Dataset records
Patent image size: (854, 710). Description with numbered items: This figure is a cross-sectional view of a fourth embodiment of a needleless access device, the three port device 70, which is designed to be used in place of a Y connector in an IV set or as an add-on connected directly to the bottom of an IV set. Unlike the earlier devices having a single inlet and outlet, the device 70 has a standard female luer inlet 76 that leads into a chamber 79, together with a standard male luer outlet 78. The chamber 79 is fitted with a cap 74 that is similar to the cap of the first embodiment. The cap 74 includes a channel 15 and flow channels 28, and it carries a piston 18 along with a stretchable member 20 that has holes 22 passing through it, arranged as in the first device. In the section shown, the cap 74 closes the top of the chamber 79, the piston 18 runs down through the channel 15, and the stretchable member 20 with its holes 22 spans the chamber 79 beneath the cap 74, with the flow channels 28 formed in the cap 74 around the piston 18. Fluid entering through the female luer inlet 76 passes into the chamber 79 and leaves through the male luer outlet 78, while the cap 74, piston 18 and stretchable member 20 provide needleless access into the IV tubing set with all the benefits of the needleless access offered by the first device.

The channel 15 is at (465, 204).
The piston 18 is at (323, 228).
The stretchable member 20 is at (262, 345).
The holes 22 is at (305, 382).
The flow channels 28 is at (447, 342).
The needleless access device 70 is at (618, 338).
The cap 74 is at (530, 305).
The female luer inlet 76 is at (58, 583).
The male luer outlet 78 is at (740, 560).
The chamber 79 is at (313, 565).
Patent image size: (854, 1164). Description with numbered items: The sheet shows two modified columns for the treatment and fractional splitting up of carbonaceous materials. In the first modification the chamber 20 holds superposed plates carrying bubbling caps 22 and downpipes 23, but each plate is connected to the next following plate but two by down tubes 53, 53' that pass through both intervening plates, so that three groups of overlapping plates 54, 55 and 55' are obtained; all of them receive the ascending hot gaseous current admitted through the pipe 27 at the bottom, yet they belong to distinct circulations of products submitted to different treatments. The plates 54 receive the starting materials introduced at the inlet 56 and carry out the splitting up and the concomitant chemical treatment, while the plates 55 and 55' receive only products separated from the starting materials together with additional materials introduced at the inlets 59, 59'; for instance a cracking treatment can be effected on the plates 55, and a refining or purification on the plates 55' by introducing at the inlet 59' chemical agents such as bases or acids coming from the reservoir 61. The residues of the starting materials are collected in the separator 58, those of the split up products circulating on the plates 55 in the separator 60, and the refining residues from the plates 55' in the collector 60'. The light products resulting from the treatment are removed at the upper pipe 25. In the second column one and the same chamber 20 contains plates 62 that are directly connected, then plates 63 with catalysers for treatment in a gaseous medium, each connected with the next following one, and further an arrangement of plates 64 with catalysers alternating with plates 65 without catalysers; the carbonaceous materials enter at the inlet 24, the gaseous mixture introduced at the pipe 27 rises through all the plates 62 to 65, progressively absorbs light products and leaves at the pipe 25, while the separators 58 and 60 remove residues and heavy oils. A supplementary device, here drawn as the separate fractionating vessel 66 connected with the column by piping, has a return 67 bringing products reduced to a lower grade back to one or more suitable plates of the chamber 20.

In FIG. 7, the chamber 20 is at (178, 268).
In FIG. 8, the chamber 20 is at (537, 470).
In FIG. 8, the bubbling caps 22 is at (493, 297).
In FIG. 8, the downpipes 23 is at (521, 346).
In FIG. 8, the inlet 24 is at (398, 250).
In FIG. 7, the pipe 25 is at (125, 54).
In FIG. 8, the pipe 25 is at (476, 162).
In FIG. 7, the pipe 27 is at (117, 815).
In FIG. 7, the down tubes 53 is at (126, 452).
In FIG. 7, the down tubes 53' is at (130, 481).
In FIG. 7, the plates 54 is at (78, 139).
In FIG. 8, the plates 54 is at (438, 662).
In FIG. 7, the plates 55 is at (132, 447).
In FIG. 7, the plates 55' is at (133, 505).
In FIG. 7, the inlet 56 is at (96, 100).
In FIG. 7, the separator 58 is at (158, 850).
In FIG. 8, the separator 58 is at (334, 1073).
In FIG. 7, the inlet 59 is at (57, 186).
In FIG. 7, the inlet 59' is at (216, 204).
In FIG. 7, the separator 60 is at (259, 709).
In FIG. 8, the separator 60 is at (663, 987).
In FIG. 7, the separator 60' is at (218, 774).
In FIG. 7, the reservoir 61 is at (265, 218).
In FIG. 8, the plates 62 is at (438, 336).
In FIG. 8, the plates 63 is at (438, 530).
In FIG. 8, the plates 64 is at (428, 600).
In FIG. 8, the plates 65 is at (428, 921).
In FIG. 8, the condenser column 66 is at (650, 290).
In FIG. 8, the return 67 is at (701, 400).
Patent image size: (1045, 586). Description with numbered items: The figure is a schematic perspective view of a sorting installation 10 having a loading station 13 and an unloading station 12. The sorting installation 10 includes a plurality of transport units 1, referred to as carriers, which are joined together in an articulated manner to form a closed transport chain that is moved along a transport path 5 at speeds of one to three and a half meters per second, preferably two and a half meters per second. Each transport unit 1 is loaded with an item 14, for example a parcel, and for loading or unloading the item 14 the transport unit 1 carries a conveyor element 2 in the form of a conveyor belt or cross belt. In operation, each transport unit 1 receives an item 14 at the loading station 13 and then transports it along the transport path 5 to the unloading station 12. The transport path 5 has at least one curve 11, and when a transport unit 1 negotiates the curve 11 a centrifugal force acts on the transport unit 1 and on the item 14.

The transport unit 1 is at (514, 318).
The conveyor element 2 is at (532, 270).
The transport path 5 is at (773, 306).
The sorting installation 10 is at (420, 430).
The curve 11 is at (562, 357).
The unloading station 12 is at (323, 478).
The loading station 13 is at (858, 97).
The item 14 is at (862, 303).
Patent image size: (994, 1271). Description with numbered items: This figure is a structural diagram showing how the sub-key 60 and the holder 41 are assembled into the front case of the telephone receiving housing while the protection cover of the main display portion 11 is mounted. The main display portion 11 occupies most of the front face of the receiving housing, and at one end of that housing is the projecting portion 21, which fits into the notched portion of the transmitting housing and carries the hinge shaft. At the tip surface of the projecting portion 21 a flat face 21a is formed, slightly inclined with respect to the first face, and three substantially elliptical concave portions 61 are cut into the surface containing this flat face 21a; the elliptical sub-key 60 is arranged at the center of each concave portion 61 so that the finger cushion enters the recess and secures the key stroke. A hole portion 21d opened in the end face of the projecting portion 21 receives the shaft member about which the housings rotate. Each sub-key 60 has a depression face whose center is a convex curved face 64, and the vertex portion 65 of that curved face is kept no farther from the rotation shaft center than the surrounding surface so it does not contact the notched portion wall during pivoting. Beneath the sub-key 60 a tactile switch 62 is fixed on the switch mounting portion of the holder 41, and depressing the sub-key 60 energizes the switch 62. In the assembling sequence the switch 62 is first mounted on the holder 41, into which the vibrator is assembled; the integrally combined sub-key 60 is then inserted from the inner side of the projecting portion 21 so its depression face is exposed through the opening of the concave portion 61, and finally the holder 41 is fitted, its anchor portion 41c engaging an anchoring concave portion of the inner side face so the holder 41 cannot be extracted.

| Problem to solve |
Show each line of the records above that contains the word "sorting".

| Task result |
Patent image size: (1045, 586). Description with numbered items: The figure is a schematic perspective view of a sorting installation 10 having a loading station 13 and an unloading station 12. The sorting installation 10 includes a plurality of transport units 1, referred to as carriers, which are joined together in an articulated manner to form a closed transport chain that is moved along a transport path 5 at speeds of one to three and a half meters per second, preferably two and a half meters per second. Each transport unit 1 is loaded with an item 14, for example a parcel, and for loading or unloading the item 14 the transport unit 1 carries a conveyor element 2 in the form of a conveyor belt or cross belt. In operation, each transport unit 1 receives an item 14 at the loading station 13 and then transports it along the transport path 5 to the unloading station 12. The transport path 5 has at least one curve 11, and when a transport unit 1 negotiates the curve 11 a centrifugal force acts on the transport unit 1 and on the item 14.
The sorting installation 10 is at (420, 430).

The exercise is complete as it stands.